◆ **Work required**
In the records below, tally every line containing "ylabel". Report only the total.

Excerpts from a figure dataset:
========================
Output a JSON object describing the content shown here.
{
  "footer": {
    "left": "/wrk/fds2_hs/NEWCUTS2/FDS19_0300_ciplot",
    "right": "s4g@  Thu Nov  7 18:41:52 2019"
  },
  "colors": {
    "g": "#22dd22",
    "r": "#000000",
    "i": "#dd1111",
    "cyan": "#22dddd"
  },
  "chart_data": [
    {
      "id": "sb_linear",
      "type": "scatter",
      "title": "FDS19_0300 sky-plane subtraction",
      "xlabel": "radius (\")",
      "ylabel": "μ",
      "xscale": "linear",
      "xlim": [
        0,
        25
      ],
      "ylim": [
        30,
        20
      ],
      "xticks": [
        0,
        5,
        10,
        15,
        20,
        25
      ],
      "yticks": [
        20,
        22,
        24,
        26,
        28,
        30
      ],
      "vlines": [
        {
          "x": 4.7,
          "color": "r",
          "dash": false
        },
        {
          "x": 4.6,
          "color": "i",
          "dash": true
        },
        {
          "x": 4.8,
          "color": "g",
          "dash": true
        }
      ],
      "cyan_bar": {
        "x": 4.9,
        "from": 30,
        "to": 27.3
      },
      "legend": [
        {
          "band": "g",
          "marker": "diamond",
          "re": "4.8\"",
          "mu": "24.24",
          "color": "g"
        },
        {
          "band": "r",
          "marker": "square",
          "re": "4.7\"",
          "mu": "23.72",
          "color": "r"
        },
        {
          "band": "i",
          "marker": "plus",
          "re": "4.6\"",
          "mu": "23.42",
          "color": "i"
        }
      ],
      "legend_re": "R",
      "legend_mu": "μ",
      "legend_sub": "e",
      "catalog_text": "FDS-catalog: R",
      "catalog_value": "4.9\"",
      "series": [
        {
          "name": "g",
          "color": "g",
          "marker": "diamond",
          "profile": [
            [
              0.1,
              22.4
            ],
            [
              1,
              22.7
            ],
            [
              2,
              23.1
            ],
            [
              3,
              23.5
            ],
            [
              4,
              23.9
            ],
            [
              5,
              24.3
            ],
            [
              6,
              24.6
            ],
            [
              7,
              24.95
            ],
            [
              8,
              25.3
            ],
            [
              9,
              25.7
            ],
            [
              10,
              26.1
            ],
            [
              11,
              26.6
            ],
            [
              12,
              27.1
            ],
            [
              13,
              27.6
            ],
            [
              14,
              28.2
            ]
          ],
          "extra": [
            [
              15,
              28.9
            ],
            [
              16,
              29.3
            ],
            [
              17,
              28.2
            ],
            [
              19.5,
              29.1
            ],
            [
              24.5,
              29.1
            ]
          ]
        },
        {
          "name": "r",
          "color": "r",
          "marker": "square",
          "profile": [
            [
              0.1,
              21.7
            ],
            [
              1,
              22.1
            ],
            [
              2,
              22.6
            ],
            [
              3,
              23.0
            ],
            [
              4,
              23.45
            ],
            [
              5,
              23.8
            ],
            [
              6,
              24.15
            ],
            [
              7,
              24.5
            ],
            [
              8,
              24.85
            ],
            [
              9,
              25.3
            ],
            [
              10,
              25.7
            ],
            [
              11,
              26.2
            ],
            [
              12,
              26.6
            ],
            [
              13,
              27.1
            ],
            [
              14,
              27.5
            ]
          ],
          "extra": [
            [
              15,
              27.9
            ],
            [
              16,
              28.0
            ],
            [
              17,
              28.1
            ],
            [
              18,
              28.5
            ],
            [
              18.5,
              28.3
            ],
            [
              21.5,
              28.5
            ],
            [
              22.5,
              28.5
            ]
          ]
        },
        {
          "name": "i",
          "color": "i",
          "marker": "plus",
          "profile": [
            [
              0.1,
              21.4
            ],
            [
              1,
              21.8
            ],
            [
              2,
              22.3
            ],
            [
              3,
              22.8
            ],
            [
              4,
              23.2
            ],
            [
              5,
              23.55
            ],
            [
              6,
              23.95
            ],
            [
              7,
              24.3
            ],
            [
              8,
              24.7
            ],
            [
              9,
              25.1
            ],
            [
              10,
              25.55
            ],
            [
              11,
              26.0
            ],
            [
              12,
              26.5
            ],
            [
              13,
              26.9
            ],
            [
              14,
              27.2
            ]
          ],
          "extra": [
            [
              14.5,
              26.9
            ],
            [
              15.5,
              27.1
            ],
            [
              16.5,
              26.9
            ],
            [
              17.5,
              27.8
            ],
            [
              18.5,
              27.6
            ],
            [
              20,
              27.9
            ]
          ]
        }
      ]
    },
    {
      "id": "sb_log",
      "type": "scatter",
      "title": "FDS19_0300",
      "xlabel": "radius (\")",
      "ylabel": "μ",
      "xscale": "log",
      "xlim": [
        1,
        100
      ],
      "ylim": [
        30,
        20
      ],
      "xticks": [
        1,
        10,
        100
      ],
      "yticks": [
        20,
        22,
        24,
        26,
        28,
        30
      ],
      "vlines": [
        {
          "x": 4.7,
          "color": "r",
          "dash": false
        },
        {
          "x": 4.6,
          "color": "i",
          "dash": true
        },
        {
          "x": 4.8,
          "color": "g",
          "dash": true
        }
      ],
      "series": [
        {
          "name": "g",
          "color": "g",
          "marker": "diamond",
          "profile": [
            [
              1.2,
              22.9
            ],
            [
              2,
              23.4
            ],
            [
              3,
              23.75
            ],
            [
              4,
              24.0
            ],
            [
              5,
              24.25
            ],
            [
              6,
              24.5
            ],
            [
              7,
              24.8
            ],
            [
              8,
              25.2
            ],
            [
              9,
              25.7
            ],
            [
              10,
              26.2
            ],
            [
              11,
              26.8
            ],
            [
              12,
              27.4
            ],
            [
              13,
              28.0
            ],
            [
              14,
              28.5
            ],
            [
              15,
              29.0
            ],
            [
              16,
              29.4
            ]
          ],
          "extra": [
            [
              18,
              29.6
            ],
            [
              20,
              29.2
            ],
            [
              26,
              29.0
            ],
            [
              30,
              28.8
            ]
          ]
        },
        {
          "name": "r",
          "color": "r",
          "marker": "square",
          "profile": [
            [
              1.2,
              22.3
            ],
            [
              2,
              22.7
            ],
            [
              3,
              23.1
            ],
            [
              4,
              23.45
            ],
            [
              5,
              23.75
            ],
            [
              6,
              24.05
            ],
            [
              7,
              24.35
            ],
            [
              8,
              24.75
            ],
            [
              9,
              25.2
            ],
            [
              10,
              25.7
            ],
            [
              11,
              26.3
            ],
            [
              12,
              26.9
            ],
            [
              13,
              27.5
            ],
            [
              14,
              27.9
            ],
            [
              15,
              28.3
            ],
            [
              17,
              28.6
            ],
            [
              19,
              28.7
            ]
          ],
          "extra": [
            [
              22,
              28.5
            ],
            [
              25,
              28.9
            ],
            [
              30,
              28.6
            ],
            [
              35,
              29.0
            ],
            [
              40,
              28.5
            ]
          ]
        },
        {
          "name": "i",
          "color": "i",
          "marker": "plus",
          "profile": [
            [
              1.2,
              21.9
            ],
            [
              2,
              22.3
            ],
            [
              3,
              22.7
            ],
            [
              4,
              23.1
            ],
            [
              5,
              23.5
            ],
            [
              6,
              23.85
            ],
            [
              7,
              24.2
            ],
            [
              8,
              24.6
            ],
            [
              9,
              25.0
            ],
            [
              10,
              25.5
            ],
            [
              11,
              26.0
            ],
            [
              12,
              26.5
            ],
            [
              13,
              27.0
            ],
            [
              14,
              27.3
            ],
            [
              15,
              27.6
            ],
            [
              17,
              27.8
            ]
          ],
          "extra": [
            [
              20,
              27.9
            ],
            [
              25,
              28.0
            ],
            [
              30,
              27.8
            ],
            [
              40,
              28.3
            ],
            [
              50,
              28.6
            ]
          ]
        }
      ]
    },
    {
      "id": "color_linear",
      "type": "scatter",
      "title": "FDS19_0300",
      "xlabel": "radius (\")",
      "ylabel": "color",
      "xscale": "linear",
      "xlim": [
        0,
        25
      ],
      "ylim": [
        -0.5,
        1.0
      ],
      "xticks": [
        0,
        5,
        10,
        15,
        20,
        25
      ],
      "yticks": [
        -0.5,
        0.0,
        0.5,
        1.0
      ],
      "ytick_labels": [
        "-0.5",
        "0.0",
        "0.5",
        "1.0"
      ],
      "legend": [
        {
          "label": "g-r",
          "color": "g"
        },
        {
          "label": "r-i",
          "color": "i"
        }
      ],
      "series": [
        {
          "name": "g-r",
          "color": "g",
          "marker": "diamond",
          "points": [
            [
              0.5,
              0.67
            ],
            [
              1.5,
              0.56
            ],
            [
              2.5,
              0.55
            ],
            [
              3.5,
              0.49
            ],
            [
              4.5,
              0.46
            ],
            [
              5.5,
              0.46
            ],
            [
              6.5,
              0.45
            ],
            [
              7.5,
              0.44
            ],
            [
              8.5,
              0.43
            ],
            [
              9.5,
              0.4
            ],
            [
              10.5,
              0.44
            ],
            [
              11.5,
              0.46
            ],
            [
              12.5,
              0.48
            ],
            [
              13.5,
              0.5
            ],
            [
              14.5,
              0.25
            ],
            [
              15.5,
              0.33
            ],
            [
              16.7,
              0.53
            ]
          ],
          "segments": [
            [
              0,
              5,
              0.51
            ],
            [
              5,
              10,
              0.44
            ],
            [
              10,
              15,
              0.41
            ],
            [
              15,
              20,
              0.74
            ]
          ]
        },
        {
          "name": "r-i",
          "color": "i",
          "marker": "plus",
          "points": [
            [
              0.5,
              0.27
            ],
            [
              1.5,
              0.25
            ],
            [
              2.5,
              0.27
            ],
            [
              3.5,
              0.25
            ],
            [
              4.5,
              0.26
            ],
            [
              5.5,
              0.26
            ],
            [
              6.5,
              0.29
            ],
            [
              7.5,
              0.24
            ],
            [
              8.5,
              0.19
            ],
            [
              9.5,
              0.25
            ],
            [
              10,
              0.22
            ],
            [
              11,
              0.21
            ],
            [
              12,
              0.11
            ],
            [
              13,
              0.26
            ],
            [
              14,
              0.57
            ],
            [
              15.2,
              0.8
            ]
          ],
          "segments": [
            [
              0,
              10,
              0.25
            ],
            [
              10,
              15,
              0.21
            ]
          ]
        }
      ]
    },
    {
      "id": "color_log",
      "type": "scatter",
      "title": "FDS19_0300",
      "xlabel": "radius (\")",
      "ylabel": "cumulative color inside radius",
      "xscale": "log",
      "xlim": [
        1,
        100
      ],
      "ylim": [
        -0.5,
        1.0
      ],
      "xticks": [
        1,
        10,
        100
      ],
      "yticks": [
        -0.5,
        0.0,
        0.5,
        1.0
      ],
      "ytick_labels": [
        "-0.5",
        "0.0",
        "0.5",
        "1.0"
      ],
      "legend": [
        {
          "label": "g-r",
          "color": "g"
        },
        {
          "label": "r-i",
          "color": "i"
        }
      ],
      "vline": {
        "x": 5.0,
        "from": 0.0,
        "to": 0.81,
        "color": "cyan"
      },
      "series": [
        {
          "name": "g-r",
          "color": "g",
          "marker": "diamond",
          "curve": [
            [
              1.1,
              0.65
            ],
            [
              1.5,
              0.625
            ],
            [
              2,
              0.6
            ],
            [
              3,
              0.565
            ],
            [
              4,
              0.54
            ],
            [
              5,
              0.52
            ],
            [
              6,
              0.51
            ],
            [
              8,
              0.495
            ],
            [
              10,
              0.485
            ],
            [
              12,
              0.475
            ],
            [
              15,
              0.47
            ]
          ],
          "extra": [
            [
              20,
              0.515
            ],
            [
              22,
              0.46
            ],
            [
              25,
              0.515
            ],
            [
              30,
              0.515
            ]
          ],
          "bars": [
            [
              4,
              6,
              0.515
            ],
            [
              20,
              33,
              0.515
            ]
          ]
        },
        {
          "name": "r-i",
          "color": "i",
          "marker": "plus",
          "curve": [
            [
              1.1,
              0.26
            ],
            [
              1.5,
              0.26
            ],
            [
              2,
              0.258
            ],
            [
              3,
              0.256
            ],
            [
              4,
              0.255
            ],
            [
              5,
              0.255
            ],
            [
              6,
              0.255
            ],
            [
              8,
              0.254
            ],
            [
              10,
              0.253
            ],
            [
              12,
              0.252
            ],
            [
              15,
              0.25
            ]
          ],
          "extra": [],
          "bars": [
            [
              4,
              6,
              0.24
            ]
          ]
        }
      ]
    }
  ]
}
========================
◆ **Response to this task**
4